**EXERCISE:** Copy out each line below that has the word "link" in it.

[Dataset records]
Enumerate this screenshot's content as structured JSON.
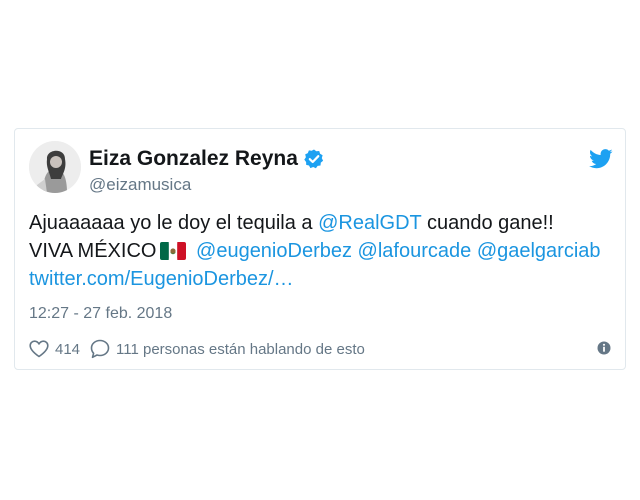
{
  "author": {
    "display_name": "Eiza Gonzalez Reyna",
    "username": "@eizamusica",
    "verified": true
  },
  "tweet": {
    "line1": {
      "text_before": "Ajuaaaaaa yo le doy el tequila a ",
      "mention": "@RealGDT",
      "text_after": " cuando gane!!"
    },
    "line2": {
      "text_before": "VIVA MÉXICO",
      "flag": "mexico-flag-emoji",
      "mention1": "@eugenioDerbez",
      "mention2": "@lafourcade",
      "mention3": "@gaelgarciab"
    },
    "line3": {
      "link": "twitter.com/EugenioDerbez/…"
    }
  },
  "timestamp": "12:27 - 27 feb. 2018",
  "actions": {
    "likes": "414",
    "replies_text": "111 personas están hablando de esto"
  },
  "colors": {
    "link": "#1b95e0",
    "secondary_text": "#657786",
    "primary_text": "#14171a",
    "border": "#e1e8ed"
  }
}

**THE RESPONSE:**
      "link": "twitter.com/EugenioDerbez/…"
    "link": "#1b95e0",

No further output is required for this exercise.